**YOUR GOAL**
In the Baker House text, repeat the passage between "Built in 1891, the" and "the upper storey.", inclusive, and swap "Queen Anne" for "Italianate".

**TEXT**
Built in 1891, the Baker House is an excellent example of Queen Anne style architecture. Typical of this style is the two-and-a-half storey red brick exterior and the segmental double hung windows. The residence is unique because it has a large second-storey balcony with decorative wood detailing around the windows. Also of note is the front entrance with a segmental door with semi-circular transom, as well as the symmetrical gables with decorative verge board and centre dormer on the upper storey.

Source: City of Stratford, By-law 210-87.

Character-Defining Elements

Character defining elements that contribute to the heritage value of The Baker House include the:
- two-and-a-half-storey red brick exterior
- brick chimney
- multiple rooflines
- segmental door with semi-circular transom
- segmental double hung windows
- two symmetrical gables with decorative verge board
- centre dormer window
- second storey balcony with decorative wood detail




Recognition Authority

Local Governments (ON)

Excerpts from a layout annotation set
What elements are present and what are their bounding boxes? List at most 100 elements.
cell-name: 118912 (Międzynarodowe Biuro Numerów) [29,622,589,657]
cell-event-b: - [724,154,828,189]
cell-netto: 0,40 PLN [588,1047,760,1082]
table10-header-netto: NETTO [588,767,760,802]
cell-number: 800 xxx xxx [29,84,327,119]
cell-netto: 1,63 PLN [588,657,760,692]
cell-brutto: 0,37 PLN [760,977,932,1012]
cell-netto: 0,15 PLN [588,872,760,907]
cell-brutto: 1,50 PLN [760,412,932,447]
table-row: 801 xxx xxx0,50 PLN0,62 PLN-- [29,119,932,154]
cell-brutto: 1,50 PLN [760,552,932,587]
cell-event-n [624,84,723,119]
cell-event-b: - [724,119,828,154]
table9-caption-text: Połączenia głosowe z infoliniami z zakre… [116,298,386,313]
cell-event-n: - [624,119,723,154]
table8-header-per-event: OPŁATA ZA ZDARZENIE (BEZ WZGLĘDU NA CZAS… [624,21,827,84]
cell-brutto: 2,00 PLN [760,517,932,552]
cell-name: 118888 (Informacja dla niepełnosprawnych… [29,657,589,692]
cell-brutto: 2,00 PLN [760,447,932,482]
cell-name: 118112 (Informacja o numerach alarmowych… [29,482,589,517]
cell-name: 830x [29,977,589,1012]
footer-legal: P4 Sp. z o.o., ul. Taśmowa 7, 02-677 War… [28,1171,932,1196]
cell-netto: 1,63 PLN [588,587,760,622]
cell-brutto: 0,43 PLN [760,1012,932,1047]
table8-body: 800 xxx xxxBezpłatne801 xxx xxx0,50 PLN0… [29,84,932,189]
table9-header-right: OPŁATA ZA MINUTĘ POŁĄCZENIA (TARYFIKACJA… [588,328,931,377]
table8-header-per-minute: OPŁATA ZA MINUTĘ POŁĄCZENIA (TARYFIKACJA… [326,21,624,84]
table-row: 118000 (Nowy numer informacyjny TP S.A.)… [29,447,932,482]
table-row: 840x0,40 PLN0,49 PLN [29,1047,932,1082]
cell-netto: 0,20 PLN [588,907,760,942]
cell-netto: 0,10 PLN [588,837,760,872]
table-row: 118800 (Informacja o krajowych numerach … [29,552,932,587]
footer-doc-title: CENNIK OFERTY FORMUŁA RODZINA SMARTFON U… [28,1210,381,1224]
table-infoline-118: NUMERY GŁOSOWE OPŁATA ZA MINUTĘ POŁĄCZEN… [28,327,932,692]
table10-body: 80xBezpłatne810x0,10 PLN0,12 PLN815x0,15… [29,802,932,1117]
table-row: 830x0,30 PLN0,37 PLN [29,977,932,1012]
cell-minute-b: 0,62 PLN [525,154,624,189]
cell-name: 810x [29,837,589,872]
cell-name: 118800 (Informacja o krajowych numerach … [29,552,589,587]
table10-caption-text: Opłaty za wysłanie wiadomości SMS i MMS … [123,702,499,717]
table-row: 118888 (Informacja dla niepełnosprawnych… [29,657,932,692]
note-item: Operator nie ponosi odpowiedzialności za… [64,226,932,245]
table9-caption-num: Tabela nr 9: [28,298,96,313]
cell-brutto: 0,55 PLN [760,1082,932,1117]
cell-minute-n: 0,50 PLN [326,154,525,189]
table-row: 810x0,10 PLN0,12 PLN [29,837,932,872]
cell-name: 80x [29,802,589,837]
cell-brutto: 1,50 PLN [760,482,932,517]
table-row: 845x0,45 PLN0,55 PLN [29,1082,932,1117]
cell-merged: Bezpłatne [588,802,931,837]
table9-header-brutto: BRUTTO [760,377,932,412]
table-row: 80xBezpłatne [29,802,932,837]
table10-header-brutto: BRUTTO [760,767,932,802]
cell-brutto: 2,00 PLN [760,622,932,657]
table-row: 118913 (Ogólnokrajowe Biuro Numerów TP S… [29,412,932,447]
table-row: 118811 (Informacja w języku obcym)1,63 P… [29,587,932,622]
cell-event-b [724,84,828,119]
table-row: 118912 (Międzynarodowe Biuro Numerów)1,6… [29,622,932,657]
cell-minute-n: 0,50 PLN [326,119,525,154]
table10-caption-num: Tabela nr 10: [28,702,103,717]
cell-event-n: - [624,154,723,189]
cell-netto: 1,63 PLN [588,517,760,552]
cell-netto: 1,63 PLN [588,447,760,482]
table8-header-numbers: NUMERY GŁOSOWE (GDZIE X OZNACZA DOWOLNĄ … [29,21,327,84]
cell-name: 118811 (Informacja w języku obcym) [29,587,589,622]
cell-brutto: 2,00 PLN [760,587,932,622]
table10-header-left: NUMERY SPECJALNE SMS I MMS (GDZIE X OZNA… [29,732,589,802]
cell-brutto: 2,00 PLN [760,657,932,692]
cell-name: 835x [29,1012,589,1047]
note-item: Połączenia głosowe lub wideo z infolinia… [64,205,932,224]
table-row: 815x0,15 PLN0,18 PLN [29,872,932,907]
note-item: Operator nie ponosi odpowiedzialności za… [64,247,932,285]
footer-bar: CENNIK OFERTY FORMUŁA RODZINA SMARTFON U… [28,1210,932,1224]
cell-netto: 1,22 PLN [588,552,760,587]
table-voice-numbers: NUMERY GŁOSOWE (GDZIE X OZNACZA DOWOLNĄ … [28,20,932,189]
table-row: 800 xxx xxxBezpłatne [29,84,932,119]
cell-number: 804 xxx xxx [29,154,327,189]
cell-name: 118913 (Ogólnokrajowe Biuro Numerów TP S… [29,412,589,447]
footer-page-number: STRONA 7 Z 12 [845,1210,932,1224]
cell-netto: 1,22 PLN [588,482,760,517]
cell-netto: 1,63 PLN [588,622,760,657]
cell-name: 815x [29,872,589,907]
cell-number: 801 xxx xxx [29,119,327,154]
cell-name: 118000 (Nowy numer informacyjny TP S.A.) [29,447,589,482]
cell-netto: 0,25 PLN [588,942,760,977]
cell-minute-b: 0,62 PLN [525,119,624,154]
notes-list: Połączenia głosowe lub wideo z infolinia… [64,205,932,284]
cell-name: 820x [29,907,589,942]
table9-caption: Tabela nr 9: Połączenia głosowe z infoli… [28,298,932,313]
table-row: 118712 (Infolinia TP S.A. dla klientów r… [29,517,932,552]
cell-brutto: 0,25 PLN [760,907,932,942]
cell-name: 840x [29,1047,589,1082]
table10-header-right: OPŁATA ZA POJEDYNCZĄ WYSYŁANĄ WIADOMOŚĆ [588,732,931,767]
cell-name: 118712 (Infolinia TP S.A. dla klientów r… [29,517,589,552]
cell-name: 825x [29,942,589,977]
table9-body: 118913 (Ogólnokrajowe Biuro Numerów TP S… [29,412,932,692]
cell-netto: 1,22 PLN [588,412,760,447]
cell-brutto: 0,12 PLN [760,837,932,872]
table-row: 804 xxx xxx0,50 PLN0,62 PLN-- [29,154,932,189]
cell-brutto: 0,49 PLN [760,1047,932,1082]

**FINISHED TASK**
Built in 1891, the Baker House is an excellent example of Italianate style architecture. Typical of this style is the two-and-a-half storey red brick exterior and the segmental double hung windows. The residence is unique because it has a large second-storey balcony with decorative wood detailing around the windows. Also of note is the front entrance with a segmental door with semi-circular transom, as well as the symmetrical gables with decorative verge board and centre dormer on the upper storey.